Given information ->
* * *

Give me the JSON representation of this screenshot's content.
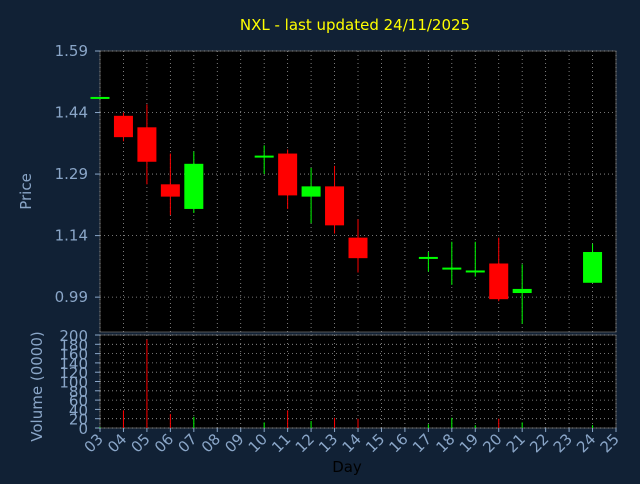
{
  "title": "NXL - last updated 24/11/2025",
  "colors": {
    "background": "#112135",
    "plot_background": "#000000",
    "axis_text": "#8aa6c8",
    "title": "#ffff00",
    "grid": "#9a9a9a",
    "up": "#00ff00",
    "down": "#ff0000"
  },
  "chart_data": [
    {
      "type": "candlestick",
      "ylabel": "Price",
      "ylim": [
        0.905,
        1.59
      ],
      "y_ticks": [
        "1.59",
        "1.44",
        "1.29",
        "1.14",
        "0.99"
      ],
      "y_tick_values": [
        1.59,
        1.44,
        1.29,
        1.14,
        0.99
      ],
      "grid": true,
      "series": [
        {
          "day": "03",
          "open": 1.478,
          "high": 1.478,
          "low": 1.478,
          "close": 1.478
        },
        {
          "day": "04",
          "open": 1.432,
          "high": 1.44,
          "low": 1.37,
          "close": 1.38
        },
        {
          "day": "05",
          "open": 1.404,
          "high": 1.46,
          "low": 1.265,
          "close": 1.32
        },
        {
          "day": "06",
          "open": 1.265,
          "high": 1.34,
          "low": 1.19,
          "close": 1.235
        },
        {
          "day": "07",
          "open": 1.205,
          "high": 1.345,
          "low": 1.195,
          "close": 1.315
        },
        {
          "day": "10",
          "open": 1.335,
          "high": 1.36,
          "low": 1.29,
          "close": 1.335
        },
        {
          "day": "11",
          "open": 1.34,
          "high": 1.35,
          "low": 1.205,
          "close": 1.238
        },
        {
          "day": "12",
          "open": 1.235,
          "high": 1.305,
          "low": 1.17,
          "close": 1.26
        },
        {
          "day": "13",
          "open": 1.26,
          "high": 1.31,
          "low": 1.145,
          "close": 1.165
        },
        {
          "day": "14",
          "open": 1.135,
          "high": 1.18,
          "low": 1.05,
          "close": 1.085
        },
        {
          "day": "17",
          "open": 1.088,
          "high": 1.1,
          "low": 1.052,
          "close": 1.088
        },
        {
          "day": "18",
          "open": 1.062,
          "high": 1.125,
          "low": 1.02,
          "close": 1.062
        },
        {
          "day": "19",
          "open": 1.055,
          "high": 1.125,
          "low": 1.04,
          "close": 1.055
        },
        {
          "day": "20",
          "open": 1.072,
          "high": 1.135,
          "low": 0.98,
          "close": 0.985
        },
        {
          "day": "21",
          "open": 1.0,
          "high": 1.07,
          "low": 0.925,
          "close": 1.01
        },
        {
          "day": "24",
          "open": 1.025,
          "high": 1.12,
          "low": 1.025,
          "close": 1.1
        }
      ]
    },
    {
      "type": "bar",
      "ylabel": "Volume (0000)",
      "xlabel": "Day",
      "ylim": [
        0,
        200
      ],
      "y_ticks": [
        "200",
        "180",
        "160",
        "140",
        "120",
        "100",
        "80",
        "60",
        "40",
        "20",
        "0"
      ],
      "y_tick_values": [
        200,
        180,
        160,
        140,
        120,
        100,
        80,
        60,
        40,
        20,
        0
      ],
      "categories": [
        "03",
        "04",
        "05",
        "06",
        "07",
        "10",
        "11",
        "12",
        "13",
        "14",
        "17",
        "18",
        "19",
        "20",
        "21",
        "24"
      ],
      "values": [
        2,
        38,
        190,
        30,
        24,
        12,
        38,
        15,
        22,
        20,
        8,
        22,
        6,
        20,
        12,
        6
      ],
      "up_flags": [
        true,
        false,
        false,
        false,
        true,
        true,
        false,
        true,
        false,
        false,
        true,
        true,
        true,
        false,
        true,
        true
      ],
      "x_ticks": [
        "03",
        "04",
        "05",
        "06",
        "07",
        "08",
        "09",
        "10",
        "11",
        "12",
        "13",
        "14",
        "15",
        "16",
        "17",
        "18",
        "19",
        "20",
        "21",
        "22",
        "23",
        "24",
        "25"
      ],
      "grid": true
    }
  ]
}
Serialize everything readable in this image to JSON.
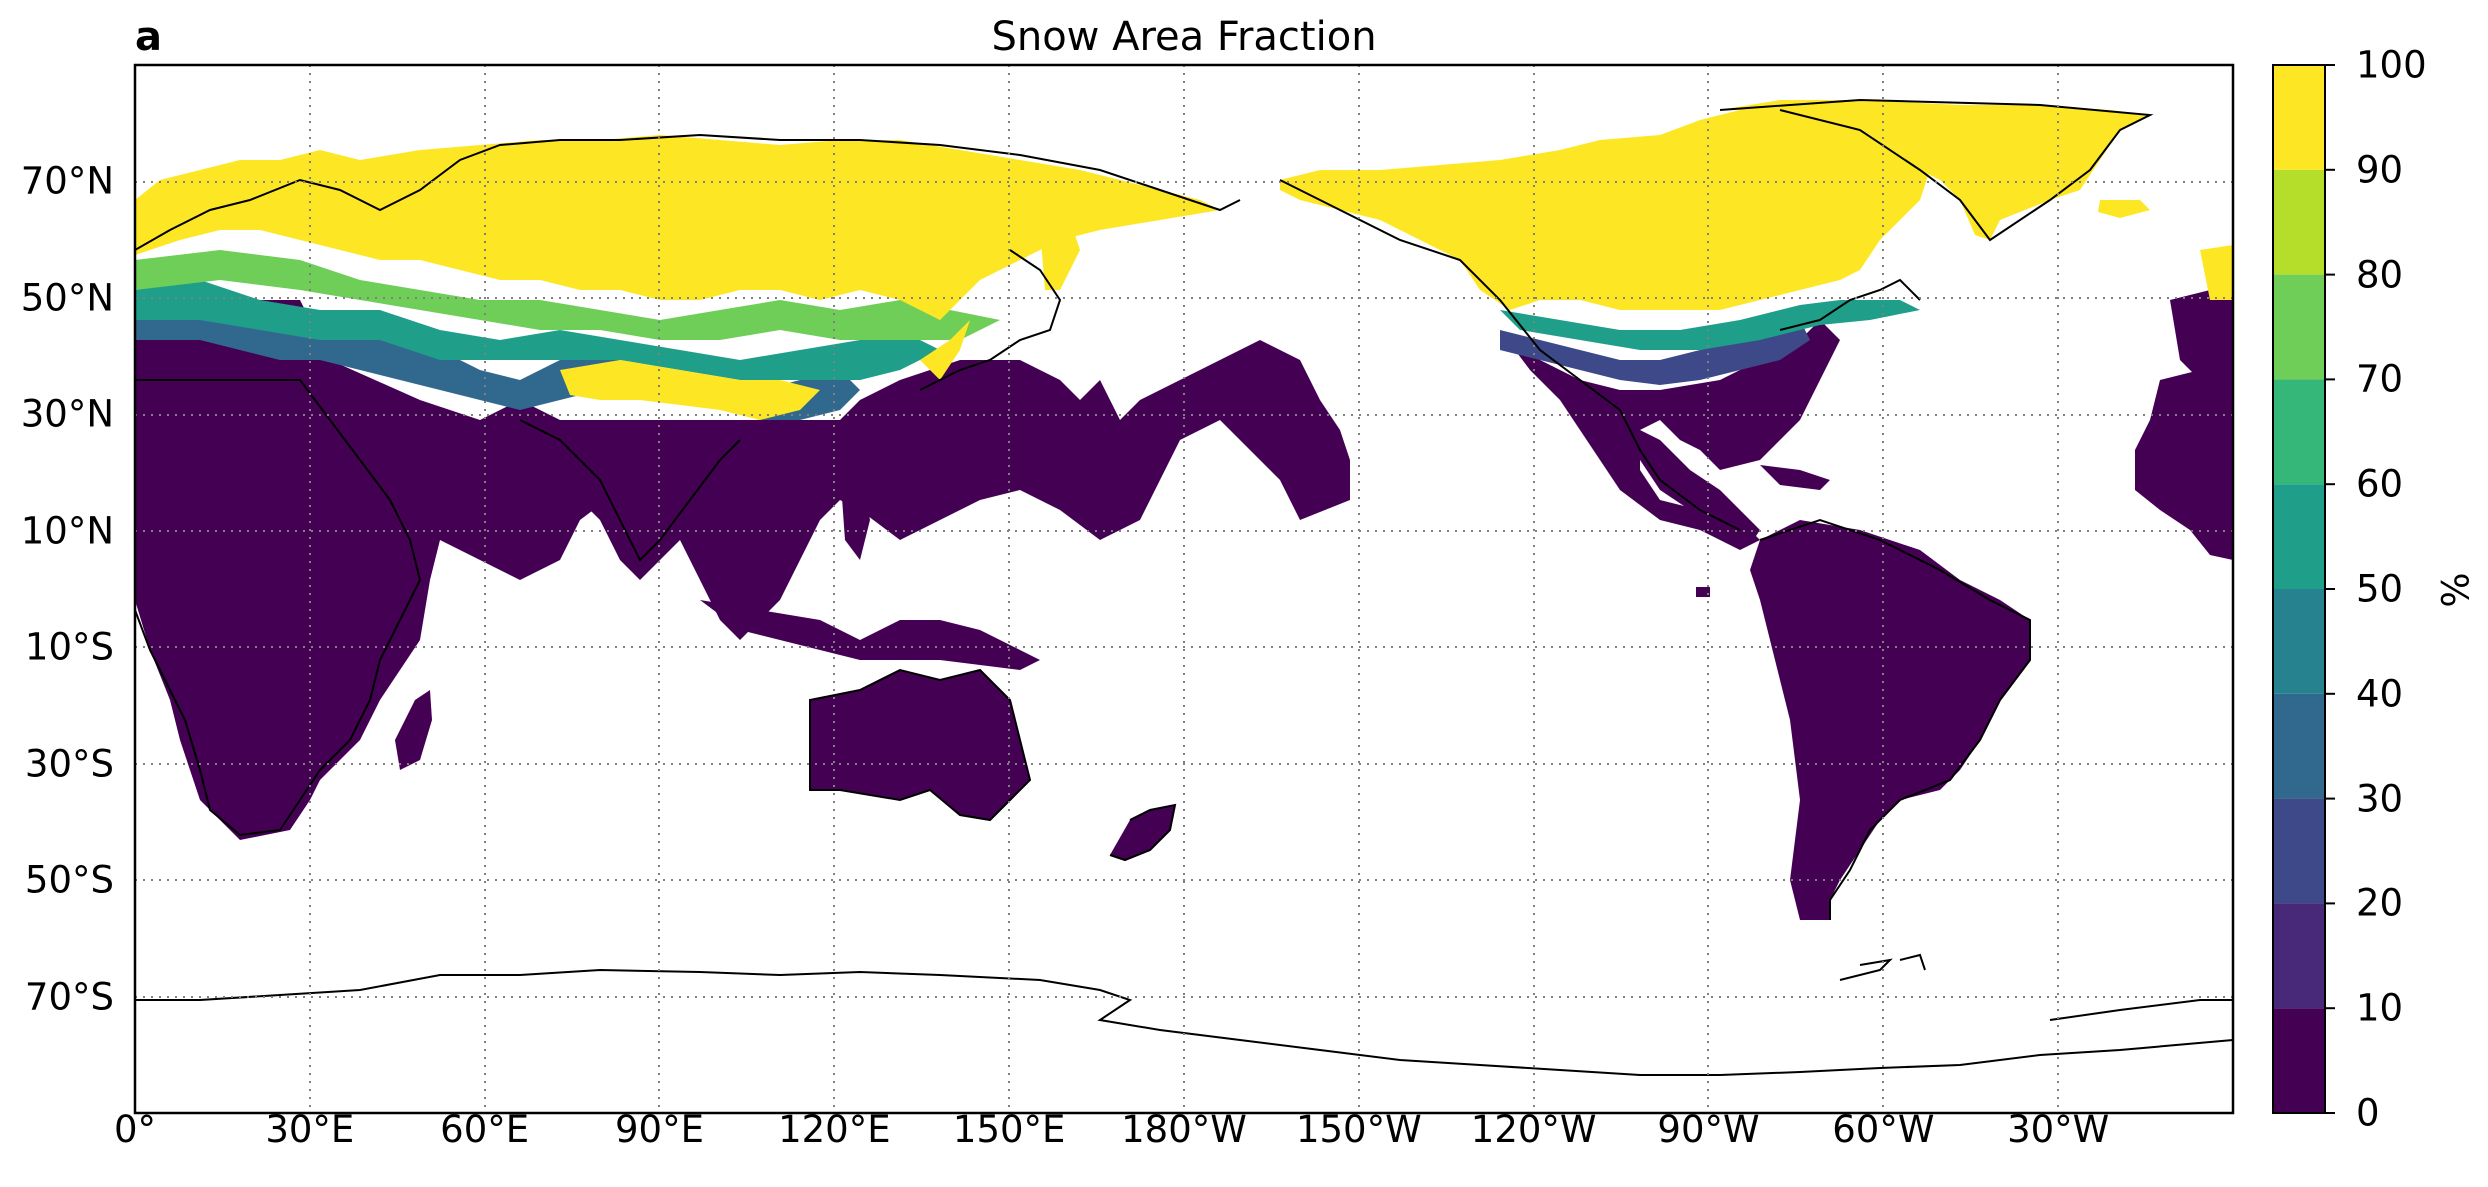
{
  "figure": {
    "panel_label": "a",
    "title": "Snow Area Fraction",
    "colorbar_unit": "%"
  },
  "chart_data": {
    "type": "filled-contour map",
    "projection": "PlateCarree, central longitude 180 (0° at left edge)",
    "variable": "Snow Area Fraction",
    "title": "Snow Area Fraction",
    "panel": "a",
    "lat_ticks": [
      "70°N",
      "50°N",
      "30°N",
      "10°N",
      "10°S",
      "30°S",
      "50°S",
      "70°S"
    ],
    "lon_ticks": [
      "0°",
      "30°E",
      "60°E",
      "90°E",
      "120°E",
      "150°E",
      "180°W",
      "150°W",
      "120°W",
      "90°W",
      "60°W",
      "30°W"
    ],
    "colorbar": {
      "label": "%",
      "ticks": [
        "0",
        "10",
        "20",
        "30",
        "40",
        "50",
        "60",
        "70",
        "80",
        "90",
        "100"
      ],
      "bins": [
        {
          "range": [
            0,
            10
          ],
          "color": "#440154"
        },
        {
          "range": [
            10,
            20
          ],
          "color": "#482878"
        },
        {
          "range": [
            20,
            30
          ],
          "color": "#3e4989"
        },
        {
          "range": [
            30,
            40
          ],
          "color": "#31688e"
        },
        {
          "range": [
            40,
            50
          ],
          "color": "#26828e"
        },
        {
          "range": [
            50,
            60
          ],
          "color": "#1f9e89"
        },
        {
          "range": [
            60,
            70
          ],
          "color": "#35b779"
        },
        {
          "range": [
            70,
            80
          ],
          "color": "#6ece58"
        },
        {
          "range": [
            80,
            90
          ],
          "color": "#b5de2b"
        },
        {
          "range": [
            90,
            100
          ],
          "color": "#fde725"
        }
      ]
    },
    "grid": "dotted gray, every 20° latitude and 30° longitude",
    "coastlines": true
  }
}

* * *

What is required -> All records should be output exactly, with the pictures left out.

Result for this task ->
Give me the JSON representation of this screenshot's content.
{
  "title": "NXL - last updated 24/11/2025",
  "colors": {
    "background": "#112135",
    "plot_background": "#000000",
    "axis_text": "#8aa6c8",
    "title": "#ffff00",
    "grid": "#9a9a9a",
    "up": "#00ff00",
    "down": "#ff0000"
  },
  "chart_data": [
    {
      "type": "candlestick",
      "ylabel": "Price",
      "ylim": [
        0.905,
        1.59
      ],
      "y_ticks": [
        "1.59",
        "1.44",
        "1.29",
        "1.14",
        "0.99"
      ],
      "y_tick_values": [
        1.59,
        1.44,
        1.29,
        1.14,
        0.99
      ],
      "grid": true,
      "series": [
        {
          "day": "03",
          "open": 1.478,
          "high": 1.478,
          "low": 1.478,
          "close": 1.478
        },
        {
          "day": "04",
          "open": 1.432,
          "high": 1.44,
          "low": 1.37,
          "close": 1.38
        },
        {
          "day": "05",
          "open": 1.404,
          "high": 1.46,
          "low": 1.265,
          "close": 1.32
        },
        {
          "day": "06",
          "open": 1.265,
          "high": 1.34,
          "low": 1.19,
          "close": 1.235
        },
        {
          "day": "07",
          "open": 1.205,
          "high": 1.345,
          "low": 1.195,
          "close": 1.315
        },
        {
          "day": "10",
          "open": 1.335,
          "high": 1.36,
          "low": 1.29,
          "close": 1.335
        },
        {
          "day": "11",
          "open": 1.34,
          "high": 1.35,
          "low": 1.205,
          "close": 1.238
        },
        {
          "day": "12",
          "open": 1.235,
          "high": 1.305,
          "low": 1.17,
          "close": 1.26
        },
        {
          "day": "13",
          "open": 1.26,
          "high": 1.31,
          "low": 1.145,
          "close": 1.165
        },
        {
          "day": "14",
          "open": 1.135,
          "high": 1.18,
          "low": 1.05,
          "close": 1.085
        },
        {
          "day": "17",
          "open": 1.088,
          "high": 1.1,
          "low": 1.052,
          "close": 1.088
        },
        {
          "day": "18",
          "open": 1.062,
          "high": 1.125,
          "low": 1.02,
          "close": 1.062
        },
        {
          "day": "19",
          "open": 1.055,
          "high": 1.125,
          "low": 1.04,
          "close": 1.055
        },
        {
          "day": "20",
          "open": 1.072,
          "high": 1.135,
          "low": 0.98,
          "close": 0.985
        },
        {
          "day": "21",
          "open": 1.0,
          "high": 1.07,
          "low": 0.925,
          "close": 1.01
        },
        {
          "day": "24",
          "open": 1.025,
          "high": 1.12,
          "low": 1.025,
          "close": 1.1
        }
      ]
    },
    {
      "type": "bar",
      "ylabel": "Volume (0000)",
      "xlabel": "Day",
      "ylim": [
        0,
        200
      ],
      "y_ticks": [
        "200",
        "180",
        "160",
        "140",
        "120",
        "100",
        "80",
        "60",
        "40",
        "20",
        "0"
      ],
      "y_tick_values": [
        200,
        180,
        160,
        140,
        120,
        100,
        80,
        60,
        40,
        20,
        0
      ],
      "categories": [
        "03",
        "04",
        "05",
        "06",
        "07",
        "10",
        "11",
        "12",
        "13",
        "14",
        "17",
        "18",
        "19",
        "20",
        "21",
        "24"
      ],
      "values": [
        2,
        38,
        190,
        30,
        24,
        12,
        38,
        15,
        22,
        20,
        8,
        22,
        6,
        20,
        12,
        6
      ],
      "up_flags": [
        true,
        false,
        false,
        false,
        true,
        true,
        false,
        true,
        false,
        false,
        true,
        true,
        true,
        false,
        true,
        true
      ],
      "x_ticks": [
        "03",
        "04",
        "05",
        "06",
        "07",
        "08",
        "09",
        "10",
        "11",
        "12",
        "13",
        "14",
        "15",
        "16",
        "17",
        "18",
        "19",
        "20",
        "21",
        "22",
        "23",
        "24",
        "25"
      ],
      "grid": true
    }
  ]
}
Serialize everything readable in this image to JSON.
{
  "figure": {
    "panel_label": "a",
    "title": "Snow Area Fraction",
    "colorbar_unit": "%"
  },
  "chart_data": {
    "type": "filled-contour map",
    "projection": "PlateCarree, central longitude 180 (0° at left edge)",
    "variable": "Snow Area Fraction",
    "title": "Snow Area Fraction",
    "panel": "a",
    "lat_ticks": [
      "70°N",
      "50°N",
      "30°N",
      "10°N",
      "10°S",
      "30°S",
      "50°S",
      "70°S"
    ],
    "lon_ticks": [
      "0°",
      "30°E",
      "60°E",
      "90°E",
      "120°E",
      "150°E",
      "180°W",
      "150°W",
      "120°W",
      "90°W",
      "60°W",
      "30°W"
    ],
    "colorbar": {
      "label": "%",
      "ticks": [
        "0",
        "10",
        "20",
        "30",
        "40",
        "50",
        "60",
        "70",
        "80",
        "90",
        "100"
      ],
      "bins": [
        {
          "range": [
            0,
            10
          ],
          "color": "#440154"
        },
        {
          "range": [
            10,
            20
          ],
          "color": "#482878"
        },
        {
          "range": [
            20,
            30
          ],
          "color": "#3e4989"
        },
        {
          "range": [
            30,
            40
          ],
          "color": "#31688e"
        },
        {
          "range": [
            40,
            50
          ],
          "color": "#26828e"
        },
        {
          "range": [
            50,
            60
          ],
          "color": "#1f9e89"
        },
        {
          "range": [
            60,
            70
          ],
          "color": "#35b779"
        },
        {
          "range": [
            70,
            80
          ],
          "color": "#6ece58"
        },
        {
          "range": [
            80,
            90
          ],
          "color": "#b5de2b"
        },
        {
          "range": [
            90,
            100
          ],
          "color": "#fde725"
        }
      ]
    },
    "grid": "dotted gray, every 20° latitude and 30° longitude",
    "coastlines": true
  }
}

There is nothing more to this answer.